Find the number of lines below in which the word "получателем" appears, and write that number only.
• • • • • • •
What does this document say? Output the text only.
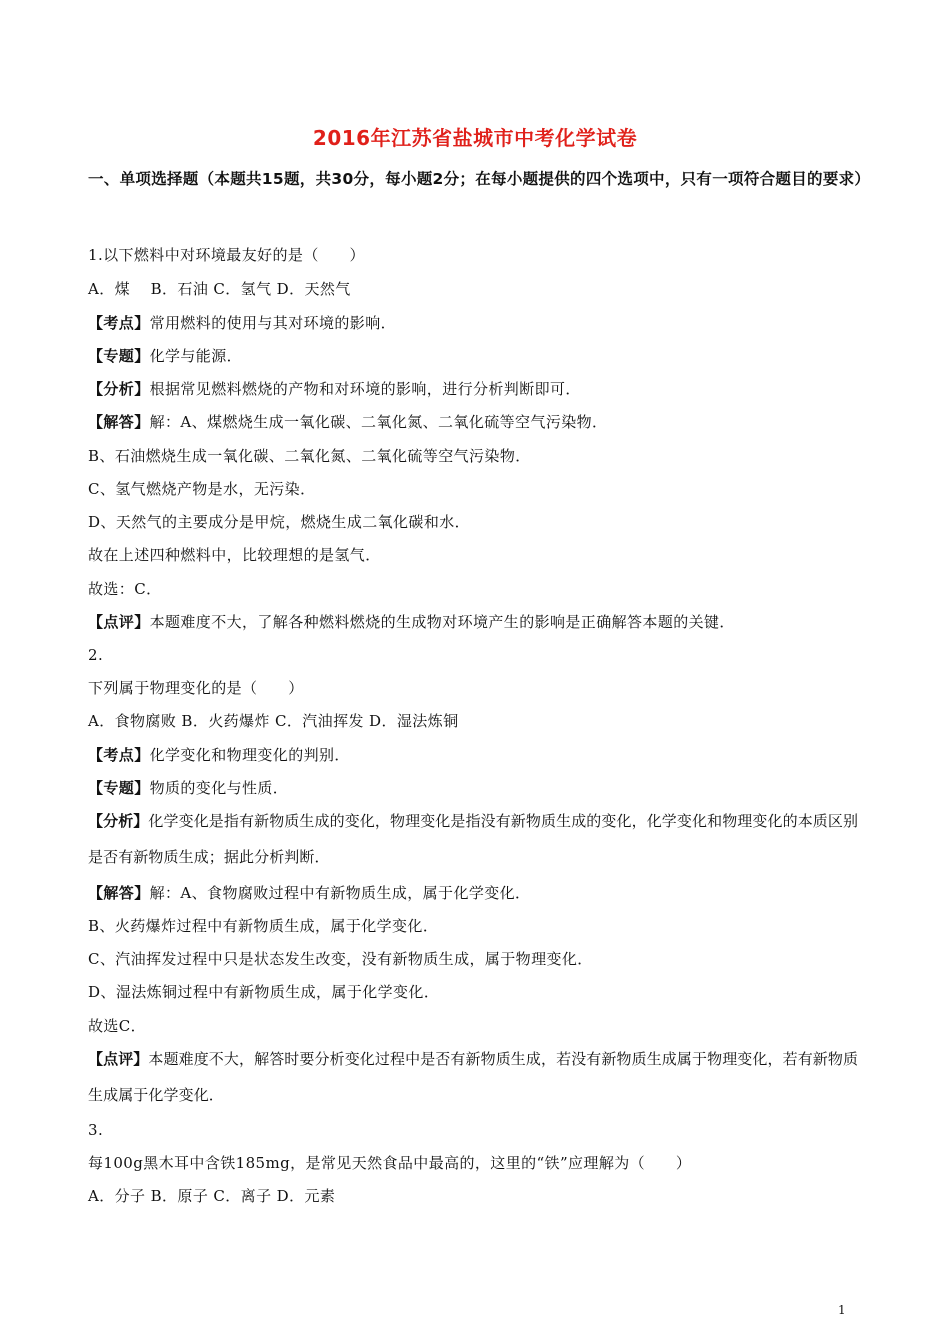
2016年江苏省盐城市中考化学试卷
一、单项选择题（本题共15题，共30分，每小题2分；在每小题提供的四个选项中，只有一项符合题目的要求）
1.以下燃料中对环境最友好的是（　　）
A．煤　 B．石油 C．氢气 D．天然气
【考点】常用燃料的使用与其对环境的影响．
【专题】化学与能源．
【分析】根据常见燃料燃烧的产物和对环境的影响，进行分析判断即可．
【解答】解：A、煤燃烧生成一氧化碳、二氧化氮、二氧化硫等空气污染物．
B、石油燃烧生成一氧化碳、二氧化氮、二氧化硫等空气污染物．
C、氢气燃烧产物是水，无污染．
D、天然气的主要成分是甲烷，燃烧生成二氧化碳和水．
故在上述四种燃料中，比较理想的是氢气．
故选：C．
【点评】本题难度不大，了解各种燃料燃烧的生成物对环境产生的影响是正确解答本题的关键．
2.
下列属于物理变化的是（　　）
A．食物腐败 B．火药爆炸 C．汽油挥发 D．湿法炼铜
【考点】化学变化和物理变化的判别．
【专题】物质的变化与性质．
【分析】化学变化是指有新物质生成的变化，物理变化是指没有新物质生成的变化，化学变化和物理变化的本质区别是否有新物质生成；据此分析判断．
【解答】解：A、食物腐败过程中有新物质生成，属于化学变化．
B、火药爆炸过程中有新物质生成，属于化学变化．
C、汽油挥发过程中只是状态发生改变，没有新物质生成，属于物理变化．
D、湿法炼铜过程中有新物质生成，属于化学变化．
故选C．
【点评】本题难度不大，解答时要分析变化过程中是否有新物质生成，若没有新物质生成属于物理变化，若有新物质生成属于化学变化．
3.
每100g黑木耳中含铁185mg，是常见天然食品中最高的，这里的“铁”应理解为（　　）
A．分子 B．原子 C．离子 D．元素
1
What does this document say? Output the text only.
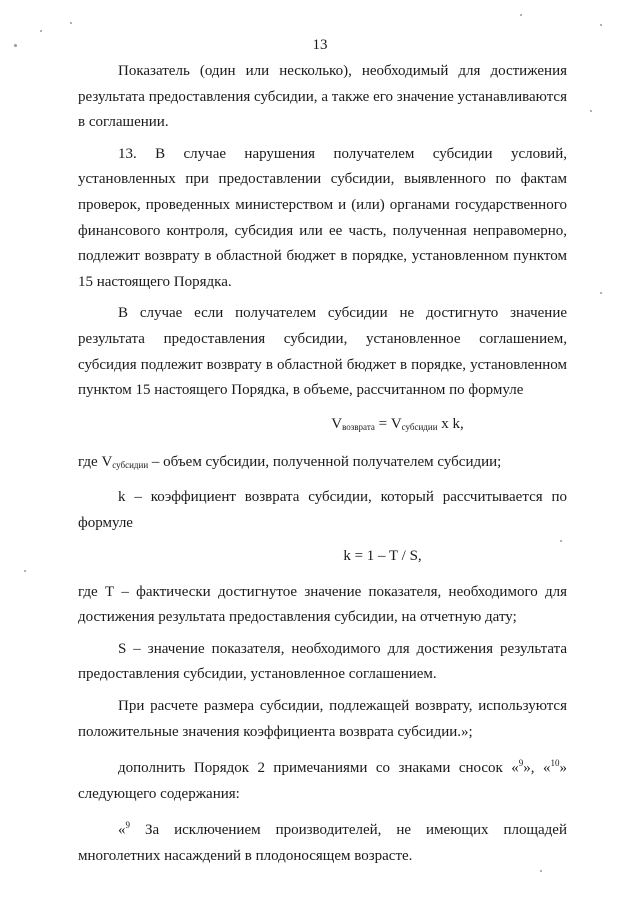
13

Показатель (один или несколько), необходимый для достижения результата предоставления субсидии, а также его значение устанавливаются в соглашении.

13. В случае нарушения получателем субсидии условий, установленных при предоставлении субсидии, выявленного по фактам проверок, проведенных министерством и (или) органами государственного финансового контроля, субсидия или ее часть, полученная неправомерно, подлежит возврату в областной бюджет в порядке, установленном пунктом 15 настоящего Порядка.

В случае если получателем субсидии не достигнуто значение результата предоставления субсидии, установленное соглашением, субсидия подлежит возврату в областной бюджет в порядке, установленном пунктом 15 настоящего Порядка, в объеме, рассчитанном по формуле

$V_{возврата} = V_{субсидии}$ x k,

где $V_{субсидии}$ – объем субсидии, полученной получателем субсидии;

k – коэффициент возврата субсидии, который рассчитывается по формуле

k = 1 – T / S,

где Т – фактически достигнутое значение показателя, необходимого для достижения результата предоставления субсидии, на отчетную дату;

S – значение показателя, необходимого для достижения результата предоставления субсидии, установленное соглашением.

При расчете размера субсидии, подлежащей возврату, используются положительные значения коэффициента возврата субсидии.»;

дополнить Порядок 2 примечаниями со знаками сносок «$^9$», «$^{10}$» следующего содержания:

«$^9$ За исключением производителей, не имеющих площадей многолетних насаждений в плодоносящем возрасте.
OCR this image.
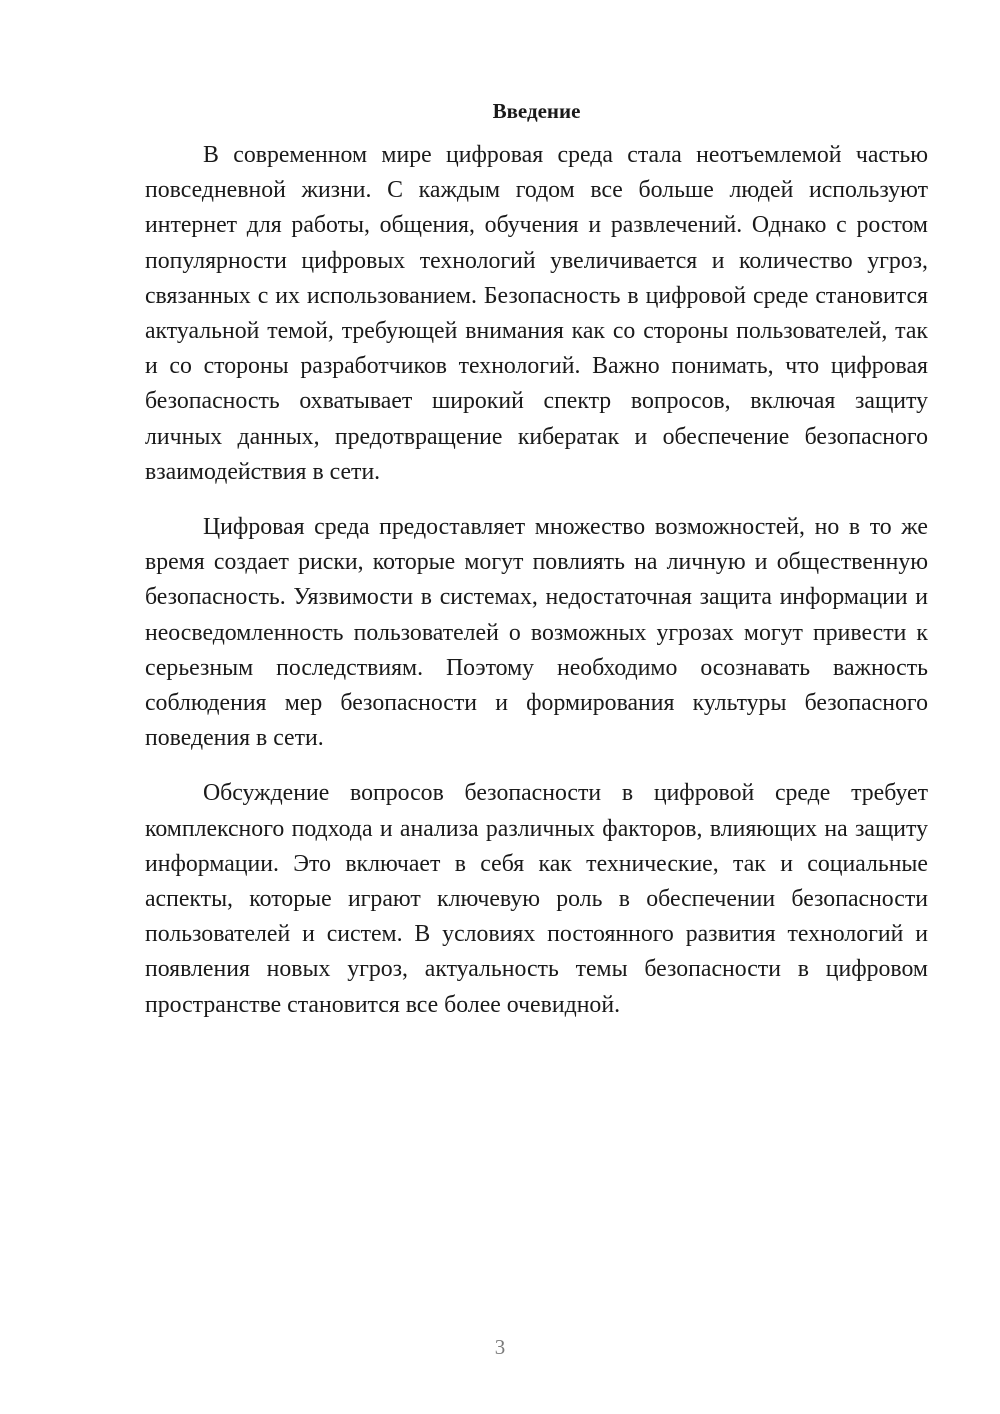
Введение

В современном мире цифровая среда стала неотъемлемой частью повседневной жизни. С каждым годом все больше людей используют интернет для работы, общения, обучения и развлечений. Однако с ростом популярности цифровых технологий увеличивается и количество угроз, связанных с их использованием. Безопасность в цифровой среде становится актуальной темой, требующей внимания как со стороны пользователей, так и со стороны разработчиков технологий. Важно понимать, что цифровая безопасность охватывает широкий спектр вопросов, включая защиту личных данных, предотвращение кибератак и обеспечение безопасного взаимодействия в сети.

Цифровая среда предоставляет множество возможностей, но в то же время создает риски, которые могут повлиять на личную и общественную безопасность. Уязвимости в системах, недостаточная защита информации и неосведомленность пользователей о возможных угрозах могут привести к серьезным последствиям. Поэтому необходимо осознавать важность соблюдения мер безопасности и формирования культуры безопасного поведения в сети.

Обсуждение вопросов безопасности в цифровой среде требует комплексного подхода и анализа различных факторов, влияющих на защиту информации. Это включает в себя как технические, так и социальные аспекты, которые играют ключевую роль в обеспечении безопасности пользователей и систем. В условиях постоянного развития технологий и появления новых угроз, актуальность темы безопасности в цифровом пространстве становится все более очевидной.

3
• • • • • • •
Response for this exercise:
3